* [Data to use]:
* START *
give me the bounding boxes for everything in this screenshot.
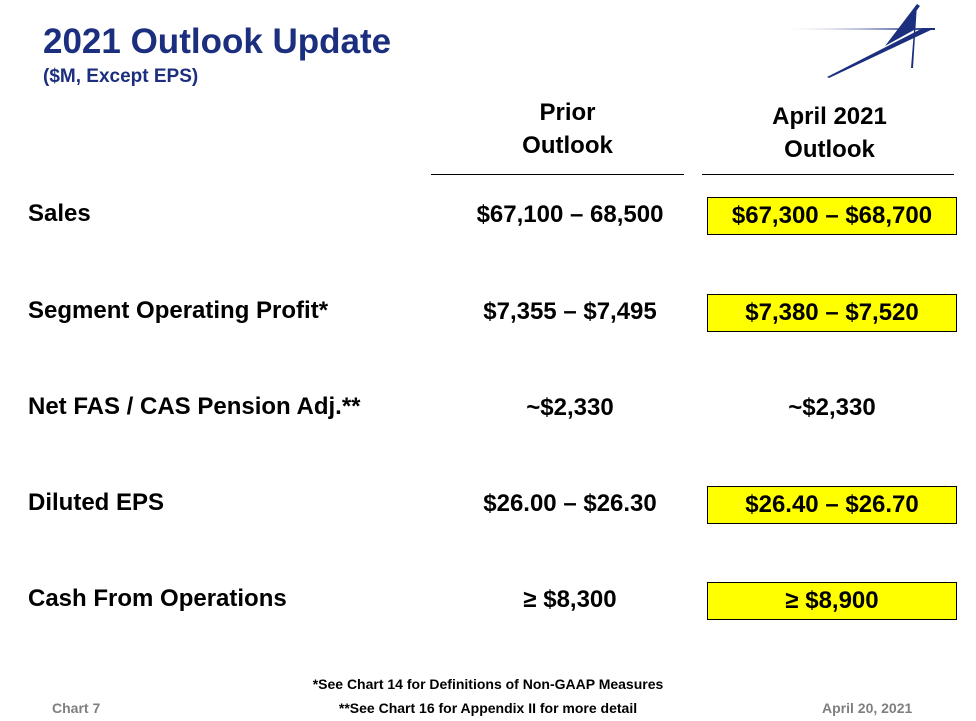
header-prior-line2: Outlook bbox=[522, 132, 613, 159]
header-april-line2: Outlook bbox=[784, 136, 875, 163]
header-rule-prior bbox=[431, 174, 684, 175]
april-outlook-value: $67,300 – $68,700 bbox=[707, 197, 957, 235]
row-label: Net FAS / CAS Pension Adj.** bbox=[28, 393, 361, 420]
footnote-non-gaap: *See Chart 14 for Definitions of Non-GAA… bbox=[312, 676, 664, 692]
slide-subtitle: ($M, Except EPS) bbox=[43, 66, 199, 87]
header-april-line1: April 2021 bbox=[772, 103, 887, 130]
april-outlook-value: ~$2,330 bbox=[788, 394, 876, 421]
row-label: Diluted EPS bbox=[28, 489, 165, 516]
april-outlook-value: $26.40 – $26.70 bbox=[707, 486, 957, 524]
prior-outlook-value: ≥ $8,300 bbox=[523, 586, 617, 613]
footnote-appendix: **See Chart 16 for Appendix II for more … bbox=[338, 700, 638, 716]
row-label: Sales bbox=[28, 200, 91, 227]
company-logo-icon bbox=[783, 4, 935, 78]
prior-outlook-value: ~$2,330 bbox=[526, 394, 614, 421]
presentation-date: April 20, 2021 bbox=[822, 700, 913, 716]
prior-outlook-value: $26.00 – $26.30 bbox=[483, 490, 657, 517]
prior-outlook-value: $7,355 – $7,495 bbox=[483, 298, 657, 325]
april-outlook-value: ≥ $8,900 bbox=[707, 582, 957, 620]
slide-title: 2021 Outlook Update bbox=[43, 22, 392, 61]
header-prior-line1: Prior bbox=[539, 99, 596, 126]
april-outlook-value: $7,380 – $7,520 bbox=[707, 294, 957, 332]
header-prior-outlook: Prior Outlook bbox=[440, 96, 695, 162]
prior-outlook-value: $67,100 – 68,500 bbox=[476, 201, 664, 228]
row-label: Cash From Operations bbox=[28, 585, 287, 612]
header-april-outlook: April 2021 Outlook bbox=[702, 100, 957, 166]
row-label: Segment Operating Profit* bbox=[28, 297, 329, 324]
header-rule-april bbox=[702, 174, 954, 175]
chart-number: Chart 7 bbox=[52, 700, 101, 716]
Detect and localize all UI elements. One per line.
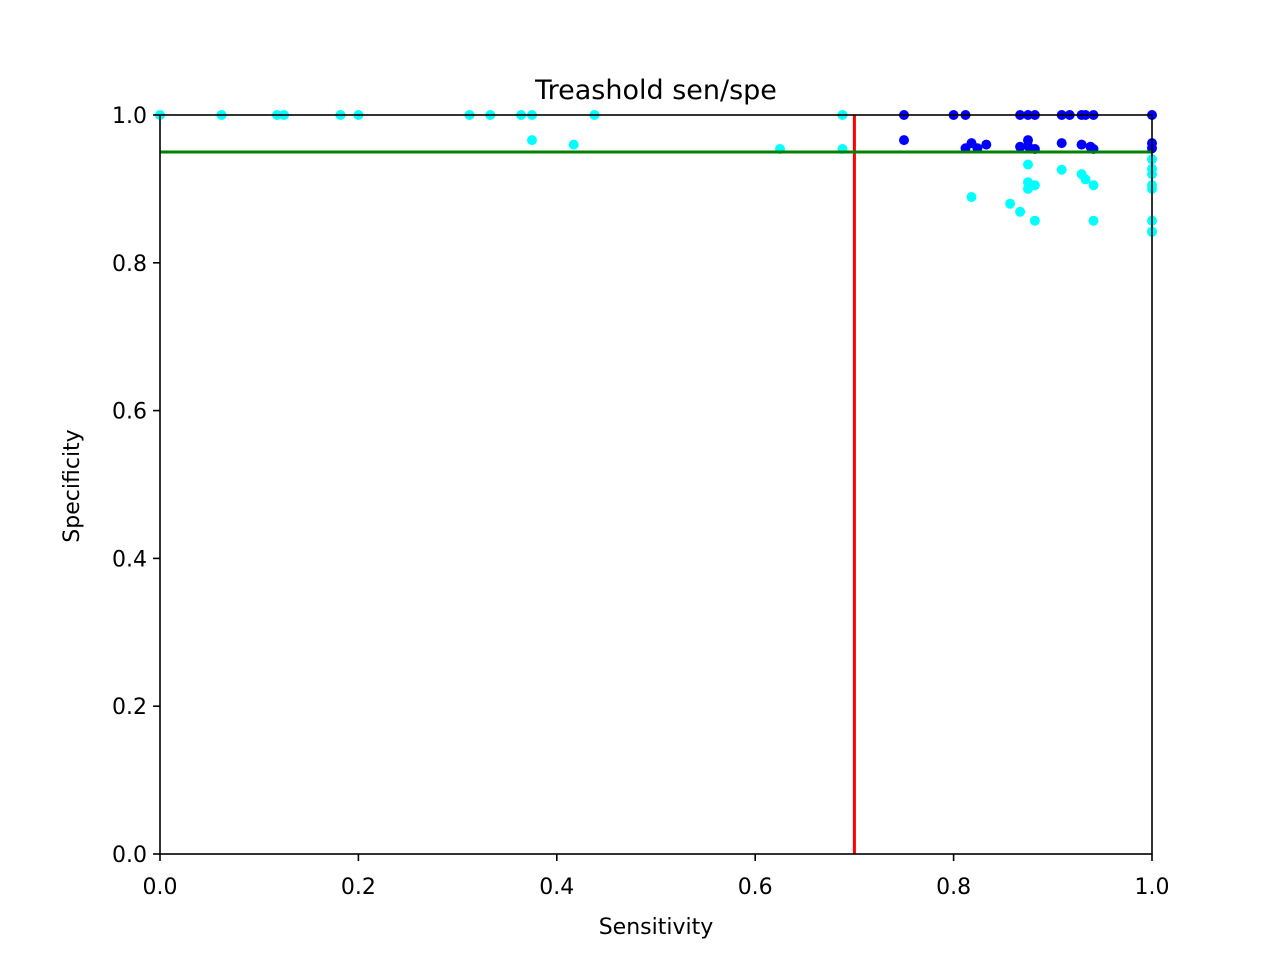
y-tick-label: 0.8 [112, 252, 147, 277]
data-point [1005, 198, 1016, 209]
plot-area [155, 110, 1157, 855]
y-tick-label: 0.6 [112, 400, 147, 425]
x-tick-label: 1.0 [1135, 875, 1170, 900]
reference-lines [160, 115, 1152, 854]
data-point [899, 135, 909, 146]
data-point [1056, 164, 1067, 175]
data-point [1056, 138, 1067, 149]
x-tick-label: 0.6 [738, 875, 773, 900]
x-tick-label: 0.2 [341, 875, 376, 900]
y-axis: 0.0 0.2 0.4 0.6 0.8 1.0 [112, 104, 160, 868]
data-point [1088, 180, 1099, 191]
y-axis-label: Specificity [60, 429, 85, 542]
data-point [1088, 215, 1099, 226]
data-point [1029, 215, 1040, 226]
data-point [981, 139, 992, 150]
data-point [966, 192, 977, 202]
data-point [1076, 139, 1087, 150]
data-point [568, 139, 579, 150]
data-point [1080, 174, 1091, 185]
data-point [1015, 206, 1026, 217]
x-axis-label: Sensitivity [599, 915, 714, 940]
x-tick-label: 0.8 [936, 875, 971, 900]
x-tick-label: 0.0 [143, 875, 178, 900]
data-point [1023, 159, 1033, 170]
chart-title: Treashold sen/spe [534, 75, 777, 106]
data-point [527, 135, 537, 146]
x-axis: 0.0 0.2 0.4 0.6 0.8 1.0 [143, 854, 1170, 900]
y-tick-label: 0.4 [112, 547, 147, 572]
y-tick-label: 0.2 [112, 695, 147, 720]
data-point [1015, 141, 1026, 152]
axes-frame [159, 114, 1153, 855]
x-tick-label: 0.4 [539, 875, 574, 900]
y-tick-label: 0.0 [112, 843, 147, 868]
data-point [1029, 180, 1040, 191]
y-tick-label: 1.0 [112, 104, 147, 129]
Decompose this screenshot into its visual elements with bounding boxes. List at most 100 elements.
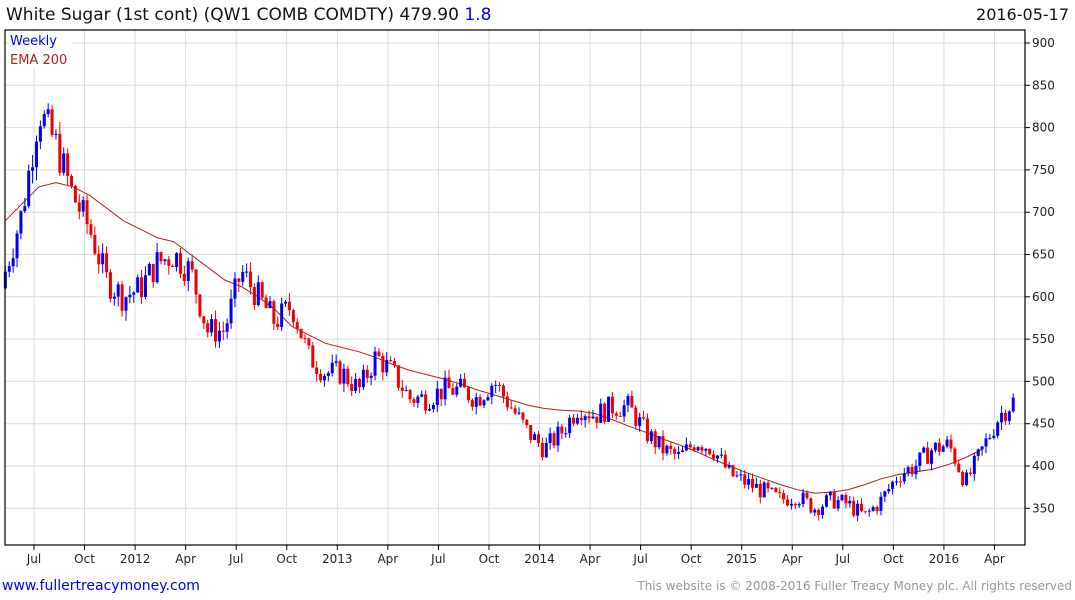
* END *
* [Stated goal]:
Write out every line of the rows above as one numbered list, skipping any blank lines and leaving out the pictures.

* [Complete output]:
1. give me the bounding boxes for everything in this screenshot.
2. header-prior-line2: Outlook bbox=[522, 132, 613, 159]
3. header-april-line2: Outlook bbox=[784, 136, 875, 163]
4. header-rule-prior bbox=[431, 174, 684, 175]
5. april-outlook-value: $67,300 – $68,700 bbox=[707, 197, 957, 235]
6. row-label: Net FAS / CAS Pension Adj.** bbox=[28, 393, 361, 420]
7. footnote-non-gaap: *See Chart 14 for Definitions of Non-GAA… bbox=[312, 676, 664, 692]
8. slide-subtitle: ($M, Except EPS) bbox=[43, 66, 199, 87]
9. header-april-line1: April 2021 bbox=[772, 103, 887, 130]
10. april-outlook-value: ~$2,330 bbox=[788, 394, 876, 421]
11. row-label: Diluted EPS bbox=[28, 489, 165, 516]
12. april-outlook-value: $26.40 – $26.70 bbox=[707, 486, 957, 524]
13. prior-outlook-value: ≥ $8,300 bbox=[523, 586, 617, 613]
14. footnote-appendix: **See Chart 16 for Appendix II for more … bbox=[338, 700, 638, 716]
15. row-label: Sales bbox=[28, 200, 91, 227]
16. company-logo-icon bbox=[783, 4, 935, 78]
17. prior-outlook-value: ~$2,330 bbox=[526, 394, 614, 421]
18. presentation-date: April 20, 2021 bbox=[822, 700, 913, 716]
19. prior-outlook-value: $26.00 – $26.30 bbox=[483, 490, 657, 517]
20. prior-outlook-value: $7,355 – $7,495 bbox=[483, 298, 657, 325]
21. april-outlook-value: ≥ $8,900 bbox=[707, 582, 957, 620]
22. slide-title: 2021 Outlook Update bbox=[43, 22, 392, 61]
23. header-prior-line1: Prior bbox=[539, 99, 596, 126]
24. april-outlook-value: $7,380 – $7,520 bbox=[707, 294, 957, 332]
25. header-prior-outlook: Prior Outlook bbox=[440, 96, 695, 162]
26. prior-outlook-value: $67,100 – 68,500 bbox=[476, 201, 664, 228]
27. row-label: Cash From Operations bbox=[28, 585, 287, 612]
28. header-april-outlook: April 2021 Outlook bbox=[702, 100, 957, 166]
29. row-label: Segment Operating Profit* bbox=[28, 297, 329, 324]
30. header-rule-april bbox=[702, 174, 954, 175]
31. chart-number: Chart 7 bbox=[52, 700, 101, 716]
32. Detect and localize all UI elements. One per line.
33. y-tick-label: 0.8 [112, 252, 147, 277]
34. data-point [1005, 198, 1016, 209]
35. plot-area [155, 110, 1157, 855]
36. y-tick-label: 0.6 [112, 400, 147, 425]
37. x-tick-label: 1.0 [1135, 875, 1170, 900]
38. reference-lines [160, 115, 1152, 854]
39. data-point [899, 135, 909, 146]
40. data-point [1056, 164, 1067, 175]
41. data-point [1056, 138, 1067, 149]
42. x-tick-label: 0.6 [738, 875, 773, 900]
43. x-tick-label: 0.2 [341, 875, 376, 900]
44. y-axis: 0.0 0.2 0.4 0.6 0.8 1.0 [112, 104, 160, 868]
45. data-point [1088, 180, 1099, 191]
46. y-axis-label: Specificity [60, 429, 85, 542]
47. data-point [1088, 215, 1099, 226]
48. data-point [1029, 215, 1040, 226]
49. data-point [981, 139, 992, 150]
50. data-point [966, 192, 977, 202]
51. data-point [1076, 139, 1087, 150]
52. data-point [568, 139, 579, 150]
53. data-point [1080, 174, 1091, 185]
54. data-point [1015, 206, 1026, 217]
55. x-axis-label: Sensitivity [599, 915, 714, 940]
56. x-tick-label: 0.8 [936, 875, 971, 900]
57. x-tick-label: 0.0 [143, 875, 178, 900]
58. data-point [1023, 159, 1033, 170]
59. chart-title: Treashold sen/spe [534, 75, 777, 106]
60. data-point [527, 135, 537, 146]
61. x-axis: 0.0 0.2 0.4 0.6 0.8 1.0 [143, 854, 1170, 900]
62. y-tick-label: 0.4 [112, 547, 147, 572]
63. y-tick-label: 0.2 [112, 695, 147, 720]
64. data-point [1015, 141, 1026, 152]
65. axes-frame [159, 114, 1153, 855]
66. x-tick-label: 0.4 [539, 875, 574, 900]
67. y-tick-label: 0.0 [112, 843, 147, 868]
68. data-point [1029, 180, 1040, 191]
69. y-tick-label: 1.0 [112, 104, 147, 129]
70. Decompose this screenshot into its visual elements with bounding boxes. List at most 100 elements.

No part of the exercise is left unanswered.